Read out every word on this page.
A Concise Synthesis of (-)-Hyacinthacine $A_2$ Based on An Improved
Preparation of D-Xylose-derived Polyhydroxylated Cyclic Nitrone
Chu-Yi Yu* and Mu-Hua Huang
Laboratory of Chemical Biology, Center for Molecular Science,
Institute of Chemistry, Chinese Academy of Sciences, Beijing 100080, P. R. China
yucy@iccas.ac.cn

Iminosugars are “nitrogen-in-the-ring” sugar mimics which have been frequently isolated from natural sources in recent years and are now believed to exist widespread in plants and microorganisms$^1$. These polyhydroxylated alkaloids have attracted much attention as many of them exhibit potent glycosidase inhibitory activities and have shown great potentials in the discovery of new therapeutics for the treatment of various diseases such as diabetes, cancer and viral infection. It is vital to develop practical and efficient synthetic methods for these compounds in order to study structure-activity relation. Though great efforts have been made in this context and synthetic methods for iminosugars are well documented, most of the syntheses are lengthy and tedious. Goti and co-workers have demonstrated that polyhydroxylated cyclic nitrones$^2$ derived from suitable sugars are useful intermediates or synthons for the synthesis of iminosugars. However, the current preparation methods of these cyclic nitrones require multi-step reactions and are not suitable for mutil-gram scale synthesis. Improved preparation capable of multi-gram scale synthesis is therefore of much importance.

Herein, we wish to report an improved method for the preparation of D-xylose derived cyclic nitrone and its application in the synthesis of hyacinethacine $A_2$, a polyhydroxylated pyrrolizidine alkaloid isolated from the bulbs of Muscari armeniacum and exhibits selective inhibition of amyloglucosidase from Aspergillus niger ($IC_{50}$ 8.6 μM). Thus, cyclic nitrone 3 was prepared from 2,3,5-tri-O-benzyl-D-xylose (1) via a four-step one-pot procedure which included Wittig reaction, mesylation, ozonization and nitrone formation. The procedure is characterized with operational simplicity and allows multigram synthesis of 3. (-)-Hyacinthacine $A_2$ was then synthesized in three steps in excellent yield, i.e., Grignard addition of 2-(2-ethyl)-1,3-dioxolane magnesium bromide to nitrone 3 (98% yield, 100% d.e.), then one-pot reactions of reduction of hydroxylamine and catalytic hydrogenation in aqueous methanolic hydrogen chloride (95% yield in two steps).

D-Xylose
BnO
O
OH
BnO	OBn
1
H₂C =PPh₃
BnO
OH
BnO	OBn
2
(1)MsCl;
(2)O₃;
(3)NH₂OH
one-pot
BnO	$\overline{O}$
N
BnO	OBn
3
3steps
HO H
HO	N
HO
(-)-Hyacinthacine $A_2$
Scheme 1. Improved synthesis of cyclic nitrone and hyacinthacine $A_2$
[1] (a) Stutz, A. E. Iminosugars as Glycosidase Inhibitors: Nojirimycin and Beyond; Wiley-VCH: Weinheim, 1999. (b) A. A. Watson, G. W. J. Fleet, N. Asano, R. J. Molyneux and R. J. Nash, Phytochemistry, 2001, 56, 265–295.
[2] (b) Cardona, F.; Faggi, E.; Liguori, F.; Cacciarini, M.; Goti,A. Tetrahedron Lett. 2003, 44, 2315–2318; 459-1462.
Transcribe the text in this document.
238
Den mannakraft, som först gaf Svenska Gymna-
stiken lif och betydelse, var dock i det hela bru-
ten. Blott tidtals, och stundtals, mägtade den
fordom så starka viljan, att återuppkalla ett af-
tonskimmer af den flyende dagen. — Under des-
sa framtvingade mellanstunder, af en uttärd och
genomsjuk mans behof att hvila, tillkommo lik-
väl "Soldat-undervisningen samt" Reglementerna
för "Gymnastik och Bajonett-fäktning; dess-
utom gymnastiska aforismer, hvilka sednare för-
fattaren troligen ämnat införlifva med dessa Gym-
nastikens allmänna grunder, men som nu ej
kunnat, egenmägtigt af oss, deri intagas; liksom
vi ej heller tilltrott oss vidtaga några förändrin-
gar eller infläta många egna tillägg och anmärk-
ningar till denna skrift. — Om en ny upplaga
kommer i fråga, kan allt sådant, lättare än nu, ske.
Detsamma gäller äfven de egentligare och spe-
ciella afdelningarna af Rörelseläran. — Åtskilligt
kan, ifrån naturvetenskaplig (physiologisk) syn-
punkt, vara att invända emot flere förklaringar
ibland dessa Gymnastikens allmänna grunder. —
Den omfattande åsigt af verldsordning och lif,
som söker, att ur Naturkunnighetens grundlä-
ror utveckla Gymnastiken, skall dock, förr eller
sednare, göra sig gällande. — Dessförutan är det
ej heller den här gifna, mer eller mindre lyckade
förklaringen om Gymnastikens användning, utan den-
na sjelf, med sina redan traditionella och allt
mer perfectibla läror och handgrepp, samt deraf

=======

## WHAT TO DO
Show every line of the material that includes the string "dessa".

## SOLVED PROBLEM
fattaren troligen ämnat införlifva med dessa Gym-
ibland dessa Gymnastikens allmänna grunder. —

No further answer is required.